— START SUPPLIED DATA —

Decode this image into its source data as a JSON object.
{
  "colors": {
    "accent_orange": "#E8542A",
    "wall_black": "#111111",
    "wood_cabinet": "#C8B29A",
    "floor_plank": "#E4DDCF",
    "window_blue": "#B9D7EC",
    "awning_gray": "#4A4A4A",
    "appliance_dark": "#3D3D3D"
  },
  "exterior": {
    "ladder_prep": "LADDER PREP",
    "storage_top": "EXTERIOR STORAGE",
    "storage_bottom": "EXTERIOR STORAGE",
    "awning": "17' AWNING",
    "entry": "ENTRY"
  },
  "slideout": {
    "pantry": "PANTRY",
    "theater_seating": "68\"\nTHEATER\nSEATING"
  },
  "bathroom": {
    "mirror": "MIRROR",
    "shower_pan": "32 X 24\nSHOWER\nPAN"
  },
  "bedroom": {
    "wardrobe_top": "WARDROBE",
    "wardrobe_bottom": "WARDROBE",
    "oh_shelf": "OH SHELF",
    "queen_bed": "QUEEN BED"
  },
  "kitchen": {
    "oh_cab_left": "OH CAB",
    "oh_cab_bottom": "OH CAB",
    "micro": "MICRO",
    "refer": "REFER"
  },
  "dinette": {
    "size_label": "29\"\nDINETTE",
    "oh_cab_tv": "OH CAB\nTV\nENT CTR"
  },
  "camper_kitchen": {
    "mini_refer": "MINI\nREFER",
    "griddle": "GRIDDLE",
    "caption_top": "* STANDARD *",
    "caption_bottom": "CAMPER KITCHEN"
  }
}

— END SUPPLIED DATA —

● GIVEN REQUEST
In full and verbatim, repeat the records given above.

● RESULT FOR THIS TASK
Decode this image into its source data as a JSON object.
{
  "colors": {
    "accent_orange": "#E8542A",
    "wall_black": "#111111",
    "wood_cabinet": "#C8B29A",
    "floor_plank": "#E4DDCF",
    "window_blue": "#B9D7EC",
    "awning_gray": "#4A4A4A",
    "appliance_dark": "#3D3D3D"
  },
  "exterior": {
    "ladder_prep": "LADDER PREP",
    "storage_top": "EXTERIOR STORAGE",
    "storage_bottom": "EXTERIOR STORAGE",
    "awning": "17' AWNING",
    "entry": "ENTRY"
  },
  "slideout": {
    "pantry": "PANTRY",
    "theater_seating": "68\"\nTHEATER\nSEATING"
  },
  "bathroom": {
    "mirror": "MIRROR",
    "shower_pan": "32 X 24\nSHOWER\nPAN"
  },
  "bedroom": {
    "wardrobe_top": "WARDROBE",
    "wardrobe_bottom": "WARDROBE",
    "oh_shelf": "OH SHELF",
    "queen_bed": "QUEEN BED"
  },
  "kitchen": {
    "oh_cab_left": "OH CAB",
    "oh_cab_bottom": "OH CAB",
    "micro": "MICRO",
    "refer": "REFER"
  },
  "dinette": {
    "size_label": "29\"\nDINETTE",
    "oh_cab_tv": "OH CAB\nTV\nENT CTR"
  },
  "camper_kitchen": {
    "mini_refer": "MINI\nREFER",
    "griddle": "GRIDDLE",
    "caption_top": "* STANDARD *",
    "caption_bottom": "CAMPER KITCHEN"
  }
}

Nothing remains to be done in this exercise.